_What to do_
Restate the entire listing word for word.

_Collected data_
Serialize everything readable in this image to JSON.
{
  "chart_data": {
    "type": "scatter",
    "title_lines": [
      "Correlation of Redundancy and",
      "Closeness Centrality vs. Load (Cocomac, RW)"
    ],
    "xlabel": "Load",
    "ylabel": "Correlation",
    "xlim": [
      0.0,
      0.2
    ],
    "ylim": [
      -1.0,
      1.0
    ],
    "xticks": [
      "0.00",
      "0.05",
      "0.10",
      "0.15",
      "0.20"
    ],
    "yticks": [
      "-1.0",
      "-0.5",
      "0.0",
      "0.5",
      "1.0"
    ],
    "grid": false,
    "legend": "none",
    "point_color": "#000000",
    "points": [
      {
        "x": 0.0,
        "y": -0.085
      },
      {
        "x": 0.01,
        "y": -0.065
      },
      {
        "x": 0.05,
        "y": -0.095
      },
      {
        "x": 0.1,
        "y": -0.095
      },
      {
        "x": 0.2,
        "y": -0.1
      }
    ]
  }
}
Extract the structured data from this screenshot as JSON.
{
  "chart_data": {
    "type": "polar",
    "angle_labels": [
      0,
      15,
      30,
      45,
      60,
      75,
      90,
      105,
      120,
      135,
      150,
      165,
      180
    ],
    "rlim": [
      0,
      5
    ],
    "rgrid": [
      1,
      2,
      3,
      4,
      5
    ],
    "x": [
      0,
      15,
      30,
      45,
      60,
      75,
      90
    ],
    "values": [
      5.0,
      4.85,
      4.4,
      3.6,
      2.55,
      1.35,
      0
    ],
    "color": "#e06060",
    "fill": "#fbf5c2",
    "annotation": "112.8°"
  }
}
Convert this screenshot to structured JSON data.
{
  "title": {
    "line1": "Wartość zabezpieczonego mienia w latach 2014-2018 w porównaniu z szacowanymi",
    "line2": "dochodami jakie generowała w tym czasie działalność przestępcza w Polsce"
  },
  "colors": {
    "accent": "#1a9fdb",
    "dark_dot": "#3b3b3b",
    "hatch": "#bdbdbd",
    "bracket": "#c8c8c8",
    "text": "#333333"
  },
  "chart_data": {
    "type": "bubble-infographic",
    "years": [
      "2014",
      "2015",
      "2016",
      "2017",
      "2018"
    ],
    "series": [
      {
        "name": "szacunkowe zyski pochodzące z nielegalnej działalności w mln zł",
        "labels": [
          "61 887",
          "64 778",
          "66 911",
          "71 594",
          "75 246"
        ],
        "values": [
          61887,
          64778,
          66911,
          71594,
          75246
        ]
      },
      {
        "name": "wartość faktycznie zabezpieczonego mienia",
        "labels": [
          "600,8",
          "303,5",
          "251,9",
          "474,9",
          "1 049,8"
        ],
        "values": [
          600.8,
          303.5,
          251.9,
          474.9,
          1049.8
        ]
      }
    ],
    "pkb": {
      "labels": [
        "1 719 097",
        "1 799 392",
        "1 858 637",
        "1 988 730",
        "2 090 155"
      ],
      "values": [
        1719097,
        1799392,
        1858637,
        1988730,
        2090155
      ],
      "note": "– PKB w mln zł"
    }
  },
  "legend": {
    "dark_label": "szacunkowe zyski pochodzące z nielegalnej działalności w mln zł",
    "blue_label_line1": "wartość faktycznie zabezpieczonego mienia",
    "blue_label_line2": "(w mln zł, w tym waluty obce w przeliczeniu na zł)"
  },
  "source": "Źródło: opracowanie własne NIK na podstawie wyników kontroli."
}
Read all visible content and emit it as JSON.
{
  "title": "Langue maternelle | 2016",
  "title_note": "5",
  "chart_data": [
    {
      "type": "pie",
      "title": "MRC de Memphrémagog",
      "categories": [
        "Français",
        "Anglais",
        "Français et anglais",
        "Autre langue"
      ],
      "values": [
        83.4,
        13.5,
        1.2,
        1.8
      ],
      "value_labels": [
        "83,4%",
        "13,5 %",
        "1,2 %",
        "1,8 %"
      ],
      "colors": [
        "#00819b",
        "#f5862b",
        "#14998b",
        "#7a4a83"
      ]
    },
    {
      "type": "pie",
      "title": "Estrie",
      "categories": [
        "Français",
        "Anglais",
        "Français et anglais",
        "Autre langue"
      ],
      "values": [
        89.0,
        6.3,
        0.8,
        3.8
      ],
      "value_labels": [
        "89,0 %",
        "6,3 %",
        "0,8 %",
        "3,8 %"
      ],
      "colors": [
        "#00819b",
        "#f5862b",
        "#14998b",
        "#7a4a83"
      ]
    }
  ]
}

_Completed task_
Serialize everything readable in this image to JSON.
{
  "chart_data": {
    "type": "scatter",
    "title_lines": [
      "Correlation of Redundancy and",
      "Closeness Centrality vs. Load (Cocomac, RW)"
    ],
    "xlabel": "Load",
    "ylabel": "Correlation",
    "xlim": [
      0.0,
      0.2
    ],
    "ylim": [
      -1.0,
      1.0
    ],
    "xticks": [
      "0.00",
      "0.05",
      "0.10",
      "0.15",
      "0.20"
    ],
    "yticks": [
      "-1.0",
      "-0.5",
      "0.0",
      "0.5",
      "1.0"
    ],
    "grid": false,
    "legend": "none",
    "point_color": "#000000",
    "points": [
      {
        "x": 0.0,
        "y": -0.085
      },
      {
        "x": 0.01,
        "y": -0.065
      },
      {
        "x": 0.05,
        "y": -0.095
      },
      {
        "x": 0.1,
        "y": -0.095
      },
      {
        "x": 0.2,
        "y": -0.1
      }
    ]
  }
}
Extract the structured data from this screenshot as JSON.
{
  "chart_data": {
    "type": "polar",
    "angle_labels": [
      0,
      15,
      30,
      45,
      60,
      75,
      90,
      105,
      120,
      135,
      150,
      165,
      180
    ],
    "rlim": [
      0,
      5
    ],
    "rgrid": [
      1,
      2,
      3,
      4,
      5
    ],
    "x": [
      0,
      15,
      30,
      45,
      60,
      75,
      90
    ],
    "values": [
      5.0,
      4.85,
      4.4,
      3.6,
      2.55,
      1.35,
      0
    ],
    "color": "#e06060",
    "fill": "#fbf5c2",
    "annotation": "112.8°"
  }
}
Convert this screenshot to structured JSON data.
{
  "title": {
    "line1": "Wartość zabezpieczonego mienia w latach 2014-2018 w porównaniu z szacowanymi",
    "line2": "dochodami jakie generowała w tym czasie działalność przestępcza w Polsce"
  },
  "colors": {
    "accent": "#1a9fdb",
    "dark_dot": "#3b3b3b",
    "hatch": "#bdbdbd",
    "bracket": "#c8c8c8",
    "text": "#333333"
  },
  "chart_data": {
    "type": "bubble-infographic",
    "years": [
      "2014",
      "2015",
      "2016",
      "2017",
      "2018"
    ],
    "series": [
      {
        "name": "szacunkowe zyski pochodzące z nielegalnej działalności w mln zł",
        "labels": [
          "61 887",
          "64 778",
          "66 911",
          "71 594",
          "75 246"
        ],
        "values": [
          61887,
          64778,
          66911,
          71594,
          75246
        ]
      },
      {
        "name": "wartość faktycznie zabezpieczonego mienia",
        "labels": [
          "600,8",
          "303,5",
          "251,9",
          "474,9",
          "1 049,8"
        ],
        "values": [
          600.8,
          303.5,
          251.9,
          474.9,
          1049.8
        ]
      }
    ],
    "pkb": {
      "labels": [
        "1 719 097",
        "1 799 392",
        "1 858 637",
        "1 988 730",
        "2 090 155"
      ],
      "values": [
        1719097,
        1799392,
        1858637,
        1988730,
        2090155
      ],
      "note": "– PKB w mln zł"
    }
  },
  "legend": {
    "dark_label": "szacunkowe zyski pochodzące z nielegalnej działalności w mln zł",
    "blue_label_line1": "wartość faktycznie zabezpieczonego mienia",
    "blue_label_line2": "(w mln zł, w tym waluty obce w przeliczeniu na zł)"
  },
  "source": "Źródło: opracowanie własne NIK na podstawie wyników kontroli."
}
Read all visible content and emit it as JSON.
{
  "title": "Langue maternelle | 2016",
  "title_note": "5",
  "chart_data": [
    {
      "type": "pie",
      "title": "MRC de Memphrémagog",
      "categories": [
        "Français",
        "Anglais",
        "Français et anglais",
        "Autre langue"
      ],
      "values": [
        83.4,
        13.5,
        1.2,
        1.8
      ],
      "value_labels": [
        "83,4%",
        "13,5 %",
        "1,2 %",
        "1,8 %"
      ],
      "colors": [
        "#00819b",
        "#f5862b",
        "#14998b",
        "#7a4a83"
      ]
    },
    {
      "type": "pie",
      "title": "Estrie",
      "categories": [
        "Français",
        "Anglais",
        "Français et anglais",
        "Autre langue"
      ],
      "values": [
        89.0,
        6.3,
        0.8,
        3.8
      ],
      "value_labels": [
        "89,0 %",
        "6,3 %",
        "0,8 %",
        "3,8 %"
      ],
      "colors": [
        "#00819b",
        "#f5862b",
        "#14998b",
        "#7a4a83"
      ]
    }
  ]
}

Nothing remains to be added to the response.